- Your instructions
Each line of the material below that holds the word "测试Ubuntu" needs to be copied.

_ _ _ _

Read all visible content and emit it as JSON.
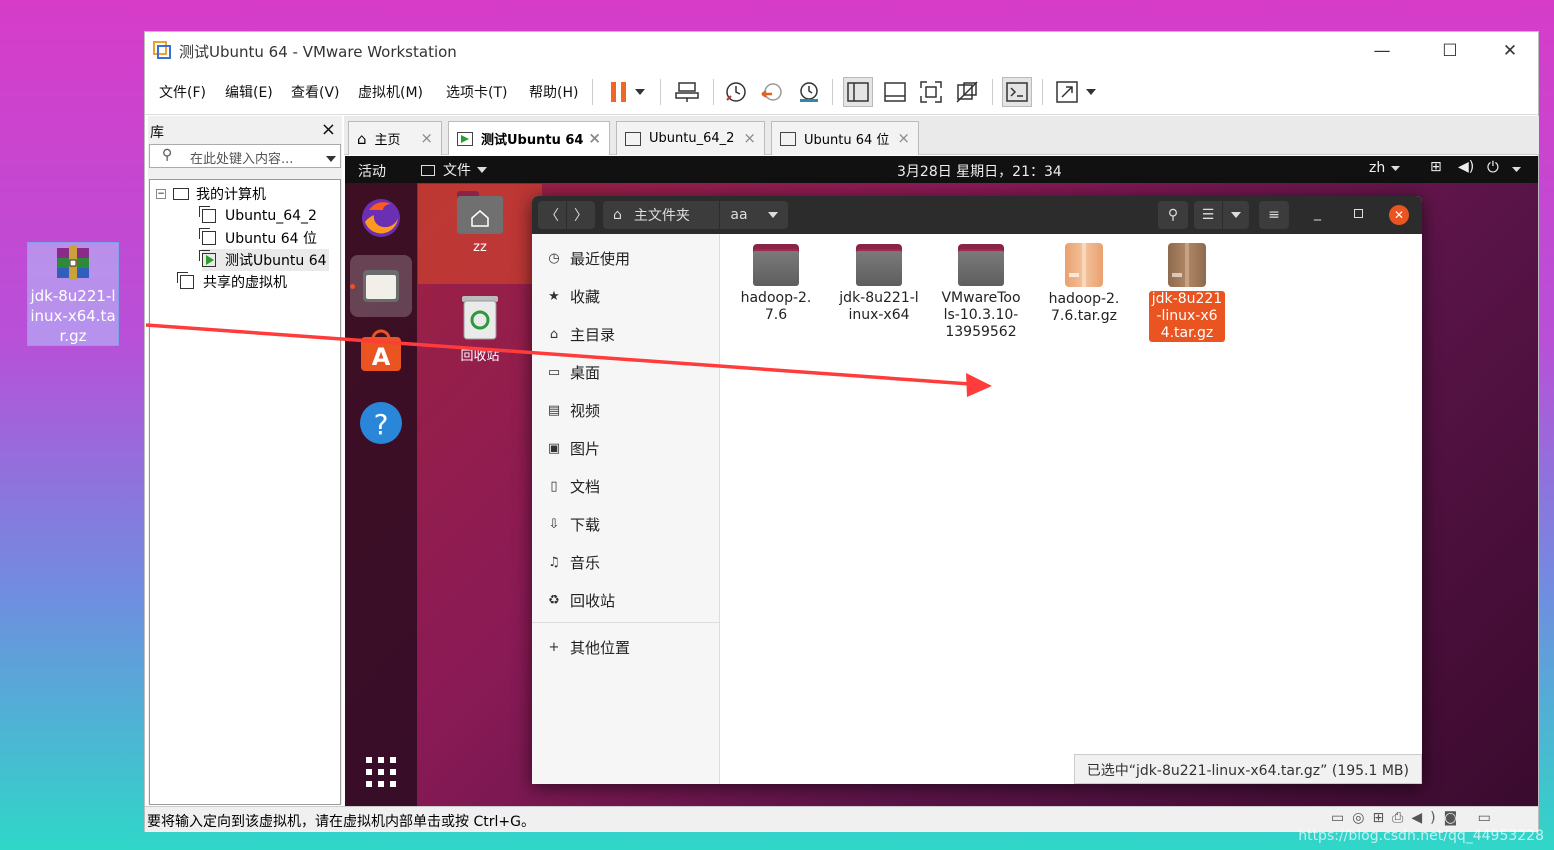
{
  "desktop": {
    "file_label": "jdk-8u221-linux-x64.tar.gz"
  },
  "window": {
    "title": "测试Ubuntu 64 - VMware Workstation",
    "min": "—",
    "max": "☐",
    "close": "✕"
  },
  "menu": [
    "文件(F)",
    "编辑(E)",
    "查看(V)",
    "虚拟机(M)",
    "选项卡(T)",
    "帮助(H)"
  ],
  "library": {
    "title": "库",
    "search_placeholder": "在此处键入内容...",
    "tree": {
      "root": "我的计算机",
      "vms": [
        "Ubuntu_64_2",
        "Ubuntu 64 位",
        "测试Ubuntu 64"
      ],
      "shared": "共享的虚拟机"
    }
  },
  "tabs": [
    {
      "label": "主页"
    },
    {
      "label": "测试Ubuntu 64"
    },
    {
      "label": "Ubuntu_64_2"
    },
    {
      "label": "Ubuntu 64 位"
    }
  ],
  "ubuntu": {
    "activities": "活动",
    "app_menu": "文件",
    "clock": "3月28日 星期日，21：34",
    "lang": "zh",
    "desktop_icons": {
      "home": "zz",
      "trash": "回收站"
    }
  },
  "nautilus": {
    "path_home": "主文件夹",
    "path_current": "aa",
    "sidebar": [
      "最近使用",
      "收藏",
      "主目录",
      "桌面",
      "视频",
      "图片",
      "文档",
      "下载",
      "音乐",
      "回收站"
    ],
    "other_locations": "其他位置",
    "files": [
      {
        "name": "hadoop-2.7.6",
        "type": "folder"
      },
      {
        "name": "jdk-8u221-linux-x64",
        "type": "folder"
      },
      {
        "name": "VMwareTools-10.3.10-13959562",
        "type": "folder"
      },
      {
        "name": "hadoop-2.7.6.tar.gz",
        "type": "archive"
      },
      {
        "name": "jdk-8u221-linux-x64.tar.gz",
        "type": "archive",
        "selected": true
      }
    ],
    "status": "已选中“jdk-8u221-linux-x64.tar.gz” (195.1 MB)"
  },
  "vm_status": "要将输入定向到该虚拟机，请在虚拟机内部单击或按 Ctrl+G。",
  "watermark": "https://blog.csdn.net/qq_44953228",
  "colors": {
    "accent": "#e95420",
    "arrow": "#ff3b3b",
    "pause": "#f26522"
  }
}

_ _ _ _

- Written solution
    "title": "测试Ubuntu 64 - VMware Workstation",
        "测试Ubuntu 64"
      "label": "测试Ubuntu 64"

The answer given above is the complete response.